_Stored rows_:
---

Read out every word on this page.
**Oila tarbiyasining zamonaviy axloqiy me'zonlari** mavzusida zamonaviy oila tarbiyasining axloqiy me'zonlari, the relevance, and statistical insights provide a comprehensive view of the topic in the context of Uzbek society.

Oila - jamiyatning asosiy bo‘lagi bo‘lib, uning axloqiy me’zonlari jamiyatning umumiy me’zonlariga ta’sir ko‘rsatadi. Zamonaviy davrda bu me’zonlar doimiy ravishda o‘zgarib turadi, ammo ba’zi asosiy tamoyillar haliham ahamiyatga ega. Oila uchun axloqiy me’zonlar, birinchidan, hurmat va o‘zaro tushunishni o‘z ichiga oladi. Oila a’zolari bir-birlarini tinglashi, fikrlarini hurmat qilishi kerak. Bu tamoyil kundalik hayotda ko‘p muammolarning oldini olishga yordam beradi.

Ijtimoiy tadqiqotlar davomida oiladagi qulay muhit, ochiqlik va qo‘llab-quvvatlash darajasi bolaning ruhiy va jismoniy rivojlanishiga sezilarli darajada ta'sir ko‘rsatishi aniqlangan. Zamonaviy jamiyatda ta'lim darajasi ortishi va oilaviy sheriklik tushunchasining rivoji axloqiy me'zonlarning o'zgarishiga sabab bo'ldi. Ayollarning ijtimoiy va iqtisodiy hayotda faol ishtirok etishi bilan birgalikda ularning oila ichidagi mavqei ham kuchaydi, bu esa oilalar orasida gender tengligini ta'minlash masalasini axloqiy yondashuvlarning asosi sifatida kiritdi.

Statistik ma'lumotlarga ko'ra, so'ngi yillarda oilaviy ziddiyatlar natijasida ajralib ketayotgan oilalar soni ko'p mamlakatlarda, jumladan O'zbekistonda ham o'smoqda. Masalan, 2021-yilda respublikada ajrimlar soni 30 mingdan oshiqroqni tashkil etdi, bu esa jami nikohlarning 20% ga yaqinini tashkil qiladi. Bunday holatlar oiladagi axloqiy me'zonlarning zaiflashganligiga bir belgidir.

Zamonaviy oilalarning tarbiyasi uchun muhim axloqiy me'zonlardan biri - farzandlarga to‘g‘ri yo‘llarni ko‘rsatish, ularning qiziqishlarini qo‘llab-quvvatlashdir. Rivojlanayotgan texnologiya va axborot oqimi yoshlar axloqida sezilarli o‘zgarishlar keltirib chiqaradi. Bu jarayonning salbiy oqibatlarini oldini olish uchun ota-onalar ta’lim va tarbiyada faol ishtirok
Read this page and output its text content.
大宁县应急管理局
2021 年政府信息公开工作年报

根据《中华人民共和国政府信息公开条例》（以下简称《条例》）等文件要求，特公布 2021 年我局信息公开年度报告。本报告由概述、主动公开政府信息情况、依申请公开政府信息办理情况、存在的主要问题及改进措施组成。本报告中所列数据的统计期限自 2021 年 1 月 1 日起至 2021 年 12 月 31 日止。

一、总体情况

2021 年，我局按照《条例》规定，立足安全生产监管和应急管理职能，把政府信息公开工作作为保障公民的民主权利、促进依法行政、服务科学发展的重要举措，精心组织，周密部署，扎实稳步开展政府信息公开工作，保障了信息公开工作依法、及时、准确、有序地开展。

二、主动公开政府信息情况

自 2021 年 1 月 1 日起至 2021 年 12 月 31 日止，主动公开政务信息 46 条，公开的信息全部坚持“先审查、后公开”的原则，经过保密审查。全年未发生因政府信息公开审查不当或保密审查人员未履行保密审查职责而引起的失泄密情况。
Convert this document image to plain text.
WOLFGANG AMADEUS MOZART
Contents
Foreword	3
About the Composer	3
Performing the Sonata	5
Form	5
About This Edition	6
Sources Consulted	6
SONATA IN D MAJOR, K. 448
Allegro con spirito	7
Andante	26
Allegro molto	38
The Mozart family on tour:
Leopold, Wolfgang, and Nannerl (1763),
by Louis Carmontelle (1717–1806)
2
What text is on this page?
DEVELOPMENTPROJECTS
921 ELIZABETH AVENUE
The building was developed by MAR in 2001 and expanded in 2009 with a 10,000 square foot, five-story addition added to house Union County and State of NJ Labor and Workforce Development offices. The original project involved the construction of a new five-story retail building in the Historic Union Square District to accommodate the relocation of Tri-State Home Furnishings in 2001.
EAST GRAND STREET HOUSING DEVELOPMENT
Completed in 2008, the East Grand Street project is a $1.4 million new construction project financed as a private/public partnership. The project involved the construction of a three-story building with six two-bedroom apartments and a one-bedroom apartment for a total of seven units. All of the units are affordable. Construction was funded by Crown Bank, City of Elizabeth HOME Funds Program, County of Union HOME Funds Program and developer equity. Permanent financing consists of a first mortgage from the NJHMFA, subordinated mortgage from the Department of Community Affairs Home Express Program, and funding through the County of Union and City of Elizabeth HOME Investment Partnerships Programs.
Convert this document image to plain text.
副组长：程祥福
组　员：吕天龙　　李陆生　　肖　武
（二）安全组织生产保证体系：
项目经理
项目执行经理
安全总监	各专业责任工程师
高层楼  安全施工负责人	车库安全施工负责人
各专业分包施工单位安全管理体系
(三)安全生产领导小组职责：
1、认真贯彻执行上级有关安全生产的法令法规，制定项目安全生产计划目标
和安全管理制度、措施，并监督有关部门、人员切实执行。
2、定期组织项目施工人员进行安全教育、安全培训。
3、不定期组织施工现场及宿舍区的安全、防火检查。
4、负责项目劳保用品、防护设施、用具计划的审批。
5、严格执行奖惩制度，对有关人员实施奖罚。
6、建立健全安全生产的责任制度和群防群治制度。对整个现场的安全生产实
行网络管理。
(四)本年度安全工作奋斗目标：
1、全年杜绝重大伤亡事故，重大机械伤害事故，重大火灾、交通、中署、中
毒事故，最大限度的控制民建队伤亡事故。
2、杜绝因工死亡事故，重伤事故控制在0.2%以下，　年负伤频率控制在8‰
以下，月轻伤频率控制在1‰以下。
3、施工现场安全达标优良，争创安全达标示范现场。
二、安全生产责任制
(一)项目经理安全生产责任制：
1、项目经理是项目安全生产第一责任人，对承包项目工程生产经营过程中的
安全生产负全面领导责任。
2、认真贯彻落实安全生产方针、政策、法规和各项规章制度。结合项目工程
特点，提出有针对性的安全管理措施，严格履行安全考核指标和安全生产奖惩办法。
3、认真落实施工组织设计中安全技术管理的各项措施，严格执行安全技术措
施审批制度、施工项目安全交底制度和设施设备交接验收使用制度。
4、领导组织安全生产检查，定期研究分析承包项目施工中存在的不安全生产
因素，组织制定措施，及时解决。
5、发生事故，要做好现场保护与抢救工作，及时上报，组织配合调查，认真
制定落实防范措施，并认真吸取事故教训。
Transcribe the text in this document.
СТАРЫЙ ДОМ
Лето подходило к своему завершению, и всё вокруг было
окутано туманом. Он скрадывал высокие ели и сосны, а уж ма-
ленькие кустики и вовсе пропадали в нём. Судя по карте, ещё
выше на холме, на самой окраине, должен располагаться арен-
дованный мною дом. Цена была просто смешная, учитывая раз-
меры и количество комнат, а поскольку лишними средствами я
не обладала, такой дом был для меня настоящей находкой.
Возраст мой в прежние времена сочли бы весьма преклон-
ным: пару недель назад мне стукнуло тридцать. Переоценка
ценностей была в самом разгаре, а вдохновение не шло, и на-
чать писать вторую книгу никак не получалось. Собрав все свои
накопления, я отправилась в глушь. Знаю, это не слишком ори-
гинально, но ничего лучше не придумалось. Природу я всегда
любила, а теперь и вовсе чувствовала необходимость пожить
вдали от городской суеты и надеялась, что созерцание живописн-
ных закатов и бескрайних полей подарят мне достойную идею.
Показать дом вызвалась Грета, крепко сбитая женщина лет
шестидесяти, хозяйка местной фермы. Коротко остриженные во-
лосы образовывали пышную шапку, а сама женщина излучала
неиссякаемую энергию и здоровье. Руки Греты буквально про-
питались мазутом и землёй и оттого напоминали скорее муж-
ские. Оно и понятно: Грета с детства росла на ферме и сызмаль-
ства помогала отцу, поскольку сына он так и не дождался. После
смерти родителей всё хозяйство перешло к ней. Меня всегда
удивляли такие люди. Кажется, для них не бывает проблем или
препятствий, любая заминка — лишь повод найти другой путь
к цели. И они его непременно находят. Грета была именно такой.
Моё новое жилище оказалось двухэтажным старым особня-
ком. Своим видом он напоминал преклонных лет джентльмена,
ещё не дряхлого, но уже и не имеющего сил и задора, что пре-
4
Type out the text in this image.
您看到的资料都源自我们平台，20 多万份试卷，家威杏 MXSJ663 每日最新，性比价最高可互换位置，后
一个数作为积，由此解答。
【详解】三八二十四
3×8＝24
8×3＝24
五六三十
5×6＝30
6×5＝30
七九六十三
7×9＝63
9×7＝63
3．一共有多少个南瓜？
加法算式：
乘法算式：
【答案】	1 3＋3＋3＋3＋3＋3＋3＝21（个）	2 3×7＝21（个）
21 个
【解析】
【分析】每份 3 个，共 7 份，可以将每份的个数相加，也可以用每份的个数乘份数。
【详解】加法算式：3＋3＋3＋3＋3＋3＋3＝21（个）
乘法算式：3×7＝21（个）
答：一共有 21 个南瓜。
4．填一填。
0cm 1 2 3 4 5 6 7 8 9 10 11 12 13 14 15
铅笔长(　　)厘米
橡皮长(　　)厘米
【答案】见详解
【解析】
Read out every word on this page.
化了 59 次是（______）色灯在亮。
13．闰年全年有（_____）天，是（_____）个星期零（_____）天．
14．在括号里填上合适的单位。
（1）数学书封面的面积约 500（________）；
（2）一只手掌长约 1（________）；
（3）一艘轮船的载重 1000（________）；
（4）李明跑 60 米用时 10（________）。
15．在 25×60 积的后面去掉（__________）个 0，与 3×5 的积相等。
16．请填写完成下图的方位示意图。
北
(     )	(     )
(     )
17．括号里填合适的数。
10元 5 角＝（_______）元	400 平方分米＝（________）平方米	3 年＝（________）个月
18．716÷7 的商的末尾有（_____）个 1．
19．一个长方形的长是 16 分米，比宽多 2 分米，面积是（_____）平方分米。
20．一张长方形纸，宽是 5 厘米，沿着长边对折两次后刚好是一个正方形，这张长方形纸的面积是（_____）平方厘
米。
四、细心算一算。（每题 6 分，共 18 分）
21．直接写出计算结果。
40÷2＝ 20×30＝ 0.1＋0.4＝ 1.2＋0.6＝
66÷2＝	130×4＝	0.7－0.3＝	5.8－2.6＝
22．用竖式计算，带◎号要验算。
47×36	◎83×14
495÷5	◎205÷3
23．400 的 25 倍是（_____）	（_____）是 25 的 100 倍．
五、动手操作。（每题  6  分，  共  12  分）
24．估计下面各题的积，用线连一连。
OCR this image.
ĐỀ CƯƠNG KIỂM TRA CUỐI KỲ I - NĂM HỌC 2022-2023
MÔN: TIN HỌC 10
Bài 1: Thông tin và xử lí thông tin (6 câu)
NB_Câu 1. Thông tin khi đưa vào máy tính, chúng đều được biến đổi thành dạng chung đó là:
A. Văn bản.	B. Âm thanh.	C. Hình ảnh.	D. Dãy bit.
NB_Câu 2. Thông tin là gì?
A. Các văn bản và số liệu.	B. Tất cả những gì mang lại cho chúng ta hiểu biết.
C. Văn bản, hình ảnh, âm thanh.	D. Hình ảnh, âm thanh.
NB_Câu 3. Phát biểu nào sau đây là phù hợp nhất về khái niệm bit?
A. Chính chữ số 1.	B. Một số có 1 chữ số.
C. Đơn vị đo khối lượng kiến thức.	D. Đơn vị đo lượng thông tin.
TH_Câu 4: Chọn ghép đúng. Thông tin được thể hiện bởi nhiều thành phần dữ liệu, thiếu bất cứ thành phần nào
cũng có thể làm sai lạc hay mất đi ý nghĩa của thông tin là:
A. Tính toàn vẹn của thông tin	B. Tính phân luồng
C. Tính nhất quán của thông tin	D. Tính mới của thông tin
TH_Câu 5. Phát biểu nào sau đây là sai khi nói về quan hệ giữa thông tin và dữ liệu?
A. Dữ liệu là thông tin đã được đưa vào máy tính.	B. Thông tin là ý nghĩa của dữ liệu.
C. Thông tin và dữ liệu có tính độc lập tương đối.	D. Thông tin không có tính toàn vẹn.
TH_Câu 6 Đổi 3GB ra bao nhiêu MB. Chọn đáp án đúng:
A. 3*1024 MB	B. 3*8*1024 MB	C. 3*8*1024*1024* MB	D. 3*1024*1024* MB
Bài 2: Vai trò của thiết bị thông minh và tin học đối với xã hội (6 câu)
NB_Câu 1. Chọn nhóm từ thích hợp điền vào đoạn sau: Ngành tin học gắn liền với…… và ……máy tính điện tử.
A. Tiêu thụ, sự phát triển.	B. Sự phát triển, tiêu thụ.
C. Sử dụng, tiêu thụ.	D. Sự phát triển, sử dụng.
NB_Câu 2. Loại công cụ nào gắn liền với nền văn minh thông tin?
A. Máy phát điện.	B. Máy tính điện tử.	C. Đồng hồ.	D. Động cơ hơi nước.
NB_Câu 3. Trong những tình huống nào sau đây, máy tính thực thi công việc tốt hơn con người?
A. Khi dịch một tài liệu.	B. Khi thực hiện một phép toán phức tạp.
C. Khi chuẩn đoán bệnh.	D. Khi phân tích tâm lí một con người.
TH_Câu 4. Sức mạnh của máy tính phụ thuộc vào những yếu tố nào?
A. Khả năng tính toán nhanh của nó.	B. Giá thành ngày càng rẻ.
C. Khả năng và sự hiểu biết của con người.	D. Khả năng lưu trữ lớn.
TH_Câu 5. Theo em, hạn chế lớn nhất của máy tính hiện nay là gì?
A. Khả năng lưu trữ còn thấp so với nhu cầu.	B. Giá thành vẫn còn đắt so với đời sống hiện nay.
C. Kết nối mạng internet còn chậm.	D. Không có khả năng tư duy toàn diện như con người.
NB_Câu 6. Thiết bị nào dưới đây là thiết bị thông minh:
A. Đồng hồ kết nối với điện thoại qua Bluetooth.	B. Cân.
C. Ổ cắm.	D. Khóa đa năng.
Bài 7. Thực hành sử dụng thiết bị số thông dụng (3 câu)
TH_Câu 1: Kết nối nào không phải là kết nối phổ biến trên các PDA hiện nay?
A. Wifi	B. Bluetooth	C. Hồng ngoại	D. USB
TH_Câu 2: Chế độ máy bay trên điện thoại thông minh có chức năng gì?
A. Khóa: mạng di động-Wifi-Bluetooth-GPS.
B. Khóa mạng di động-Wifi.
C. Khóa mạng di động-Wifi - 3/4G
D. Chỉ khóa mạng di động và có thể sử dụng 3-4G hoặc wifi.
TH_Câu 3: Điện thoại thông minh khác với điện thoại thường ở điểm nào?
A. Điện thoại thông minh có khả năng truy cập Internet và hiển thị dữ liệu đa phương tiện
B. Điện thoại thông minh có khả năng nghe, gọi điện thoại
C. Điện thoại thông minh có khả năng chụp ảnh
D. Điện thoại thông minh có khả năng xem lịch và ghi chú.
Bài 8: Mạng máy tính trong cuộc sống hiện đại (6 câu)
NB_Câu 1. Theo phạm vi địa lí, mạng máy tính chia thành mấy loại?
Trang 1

---

_Requirements_:
In the listing, find all lines with the string "đúng" and copy them.

_Response_:
TH_Câu 4: Chọn ghép đúng. Thông tin được thể hiện bởi nhiều thành phần dữ liệu, thiếu bất cứ thành phần nào
TH_Câu 6 Đổi 3GB ra bao nhiêu MB. Chọn đáp án đúng:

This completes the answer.